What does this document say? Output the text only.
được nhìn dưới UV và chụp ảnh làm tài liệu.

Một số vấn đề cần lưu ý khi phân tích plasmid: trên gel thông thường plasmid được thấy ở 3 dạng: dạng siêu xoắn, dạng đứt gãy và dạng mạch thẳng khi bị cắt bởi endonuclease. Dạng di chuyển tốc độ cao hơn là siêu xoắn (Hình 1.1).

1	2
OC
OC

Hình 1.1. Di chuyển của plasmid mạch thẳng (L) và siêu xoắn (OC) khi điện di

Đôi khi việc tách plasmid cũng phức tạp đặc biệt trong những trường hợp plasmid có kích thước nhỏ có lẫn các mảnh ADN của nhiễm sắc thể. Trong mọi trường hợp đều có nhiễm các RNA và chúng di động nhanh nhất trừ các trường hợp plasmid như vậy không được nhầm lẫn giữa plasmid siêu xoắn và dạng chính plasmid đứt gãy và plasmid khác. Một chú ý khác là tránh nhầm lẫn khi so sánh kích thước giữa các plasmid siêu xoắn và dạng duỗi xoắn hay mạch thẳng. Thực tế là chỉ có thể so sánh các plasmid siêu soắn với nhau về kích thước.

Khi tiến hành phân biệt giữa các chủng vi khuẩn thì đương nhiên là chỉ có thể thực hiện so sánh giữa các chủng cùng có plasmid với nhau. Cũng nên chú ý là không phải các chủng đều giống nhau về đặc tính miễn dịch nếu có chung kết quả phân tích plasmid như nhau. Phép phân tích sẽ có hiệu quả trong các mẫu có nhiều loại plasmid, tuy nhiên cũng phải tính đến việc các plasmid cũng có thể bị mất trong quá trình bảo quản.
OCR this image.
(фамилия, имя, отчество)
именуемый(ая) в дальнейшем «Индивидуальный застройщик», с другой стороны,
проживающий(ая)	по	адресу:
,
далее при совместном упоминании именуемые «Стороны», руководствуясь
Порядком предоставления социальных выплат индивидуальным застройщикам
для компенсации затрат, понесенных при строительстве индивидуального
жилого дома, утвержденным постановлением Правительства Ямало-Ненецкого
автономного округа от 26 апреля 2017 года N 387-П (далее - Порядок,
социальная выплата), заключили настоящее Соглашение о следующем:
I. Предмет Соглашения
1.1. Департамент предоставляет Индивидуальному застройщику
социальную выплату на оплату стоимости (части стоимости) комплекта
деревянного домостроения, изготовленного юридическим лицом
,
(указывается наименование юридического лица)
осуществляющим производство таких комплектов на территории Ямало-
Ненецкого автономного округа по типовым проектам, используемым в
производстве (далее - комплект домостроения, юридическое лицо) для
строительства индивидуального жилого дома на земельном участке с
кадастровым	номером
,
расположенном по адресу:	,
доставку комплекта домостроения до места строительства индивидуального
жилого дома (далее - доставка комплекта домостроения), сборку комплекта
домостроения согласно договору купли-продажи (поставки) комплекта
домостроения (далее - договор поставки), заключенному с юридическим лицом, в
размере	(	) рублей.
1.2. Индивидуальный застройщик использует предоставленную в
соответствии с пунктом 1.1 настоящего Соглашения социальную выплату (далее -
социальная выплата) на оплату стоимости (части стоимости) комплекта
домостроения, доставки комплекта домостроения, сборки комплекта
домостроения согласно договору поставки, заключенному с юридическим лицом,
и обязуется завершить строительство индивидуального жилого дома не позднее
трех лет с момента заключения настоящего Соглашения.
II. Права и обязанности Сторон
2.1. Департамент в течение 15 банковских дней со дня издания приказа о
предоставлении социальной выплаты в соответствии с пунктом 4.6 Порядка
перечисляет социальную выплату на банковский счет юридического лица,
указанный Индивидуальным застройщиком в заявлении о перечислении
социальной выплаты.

__________________________________________________

Task description:
Restate every record exactly, leaving nothing out.

Task output:
What does this document say? Output the text only.
được nhìn dưới UV và chụp ảnh làm tài liệu.

Một số vấn đề cần lưu ý khi phân tích plasmid: trên gel thông thường plasmid được thấy ở 3 dạng: dạng siêu xoắn, dạng đứt gãy và dạng mạch thẳng khi bị cắt bởi endonuclease. Dạng di chuyển tốc độ cao hơn là siêu xoắn (Hình 1.1).

1	2
OC
OC

Hình 1.1. Di chuyển của plasmid mạch thẳng (L) và siêu xoắn (OC) khi điện di

Đôi khi việc tách plasmid cũng phức tạp đặc biệt trong những trường hợp plasmid có kích thước nhỏ có lẫn các mảnh ADN của nhiễm sắc thể. Trong mọi trường hợp đều có nhiễm các RNA và chúng di động nhanh nhất trừ các trường hợp plasmid như vậy không được nhầm lẫn giữa plasmid siêu xoắn và dạng chính plasmid đứt gãy và plasmid khác. Một chú ý khác là tránh nhầm lẫn khi so sánh kích thước giữa các plasmid siêu xoắn và dạng duỗi xoắn hay mạch thẳng. Thực tế là chỉ có thể so sánh các plasmid siêu soắn với nhau về kích thước.

Khi tiến hành phân biệt giữa các chủng vi khuẩn thì đương nhiên là chỉ có thể thực hiện so sánh giữa các chủng cùng có plasmid với nhau. Cũng nên chú ý là không phải các chủng đều giống nhau về đặc tính miễn dịch nếu có chung kết quả phân tích plasmid như nhau. Phép phân tích sẽ có hiệu quả trong các mẫu có nhiều loại plasmid, tuy nhiên cũng phải tính đến việc các plasmid cũng có thể bị mất trong quá trình bảo quản.
OCR this image.
(фамилия, имя, отчество)
именуемый(ая) в дальнейшем «Индивидуальный застройщик», с другой стороны,
проживающий(ая)	по	адресу:
,
далее при совместном упоминании именуемые «Стороны», руководствуясь
Порядком предоставления социальных выплат индивидуальным застройщикам
для компенсации затрат, понесенных при строительстве индивидуального
жилого дома, утвержденным постановлением Правительства Ямало-Ненецкого
автономного округа от 26 апреля 2017 года N 387-П (далее - Порядок,
социальная выплата), заключили настоящее Соглашение о следующем:
I. Предмет Соглашения
1.1. Департамент предоставляет Индивидуальному застройщику
социальную выплату на оплату стоимости (части стоимости) комплекта
деревянного домостроения, изготовленного юридическим лицом
,
(указывается наименование юридического лица)
осуществляющим производство таких комплектов на территории Ямало-
Ненецкого автономного округа по типовым проектам, используемым в
производстве (далее - комплект домостроения, юридическое лицо) для
строительства индивидуального жилого дома на земельном участке с
кадастровым	номером
,
расположенном по адресу:	,
доставку комплекта домостроения до места строительства индивидуального
жилого дома (далее - доставка комплекта домостроения), сборку комплекта
домостроения согласно договору купли-продажи (поставки) комплекта
домостроения (далее - договор поставки), заключенному с юридическим лицом, в
размере	(	) рублей.
1.2. Индивидуальный застройщик использует предоставленную в
соответствии с пунктом 1.1 настоящего Соглашения социальную выплату (далее -
социальная выплата) на оплату стоимости (части стоимости) комплекта
домостроения, доставки комплекта домостроения, сборки комплекта
домостроения согласно договору поставки, заключенному с юридическим лицом,
и обязуется завершить строительство индивидуального жилого дома не позднее
трех лет с момента заключения настоящего Соглашения.
II. Права и обязанности Сторон
2.1. Департамент в течение 15 банковских дней со дня издания приказа о
предоставлении социальной выплаты в соответствии с пунктом 4.6 Порядка
перечисляет социальную выплату на банковский счет юридического лица,
указанный Индивидуальным застройщиком в заявлении о перечислении
социальной выплаты.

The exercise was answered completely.